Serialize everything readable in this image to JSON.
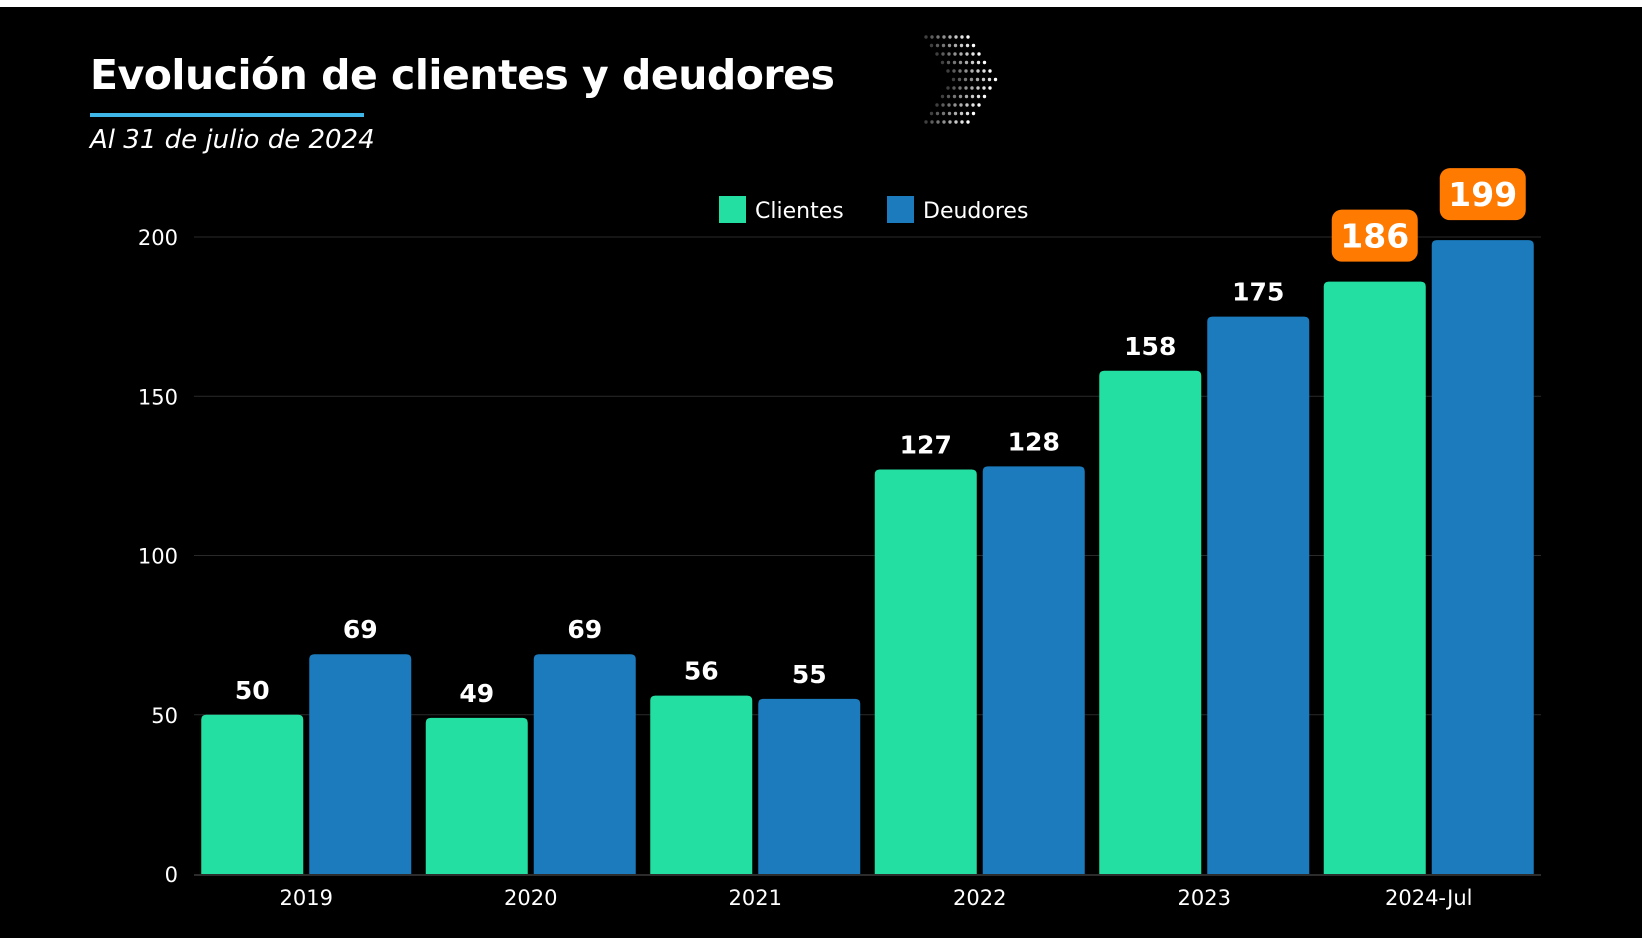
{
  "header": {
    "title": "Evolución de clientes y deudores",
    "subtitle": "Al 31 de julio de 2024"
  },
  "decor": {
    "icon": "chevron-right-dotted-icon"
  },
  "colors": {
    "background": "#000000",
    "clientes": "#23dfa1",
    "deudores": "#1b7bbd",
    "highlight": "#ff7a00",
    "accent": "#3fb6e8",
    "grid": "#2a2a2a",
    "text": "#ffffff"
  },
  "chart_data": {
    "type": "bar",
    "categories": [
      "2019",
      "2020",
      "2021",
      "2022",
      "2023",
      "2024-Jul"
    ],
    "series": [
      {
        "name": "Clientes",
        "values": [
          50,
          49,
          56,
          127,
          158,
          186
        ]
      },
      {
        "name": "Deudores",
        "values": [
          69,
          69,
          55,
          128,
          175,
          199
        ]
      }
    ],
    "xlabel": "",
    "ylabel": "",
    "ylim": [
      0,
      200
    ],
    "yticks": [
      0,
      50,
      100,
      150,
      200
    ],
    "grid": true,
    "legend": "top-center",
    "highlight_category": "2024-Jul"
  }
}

▸ INSTRUCTION:
Restate each entry word for word, leaving out any pictures.

▸ SOLVED PROBLEM:
Serialize everything readable in this image to JSON.
{
  "header": {
    "title": "Evolución de clientes y deudores",
    "subtitle": "Al 31 de julio de 2024"
  },
  "decor": {
    "icon": "chevron-right-dotted-icon"
  },
  "colors": {
    "background": "#000000",
    "clientes": "#23dfa1",
    "deudores": "#1b7bbd",
    "highlight": "#ff7a00",
    "accent": "#3fb6e8",
    "grid": "#2a2a2a",
    "text": "#ffffff"
  },
  "chart_data": {
    "type": "bar",
    "categories": [
      "2019",
      "2020",
      "2021",
      "2022",
      "2023",
      "2024-Jul"
    ],
    "series": [
      {
        "name": "Clientes",
        "values": [
          50,
          49,
          56,
          127,
          158,
          186
        ]
      },
      {
        "name": "Deudores",
        "values": [
          69,
          69,
          55,
          128,
          175,
          199
        ]
      }
    ],
    "xlabel": "",
    "ylabel": "",
    "ylim": [
      0,
      200
    ],
    "yticks": [
      0,
      50,
      100,
      150,
      200
    ],
    "grid": true,
    "legend": "top-center",
    "highlight_category": "2024-Jul"
  }
}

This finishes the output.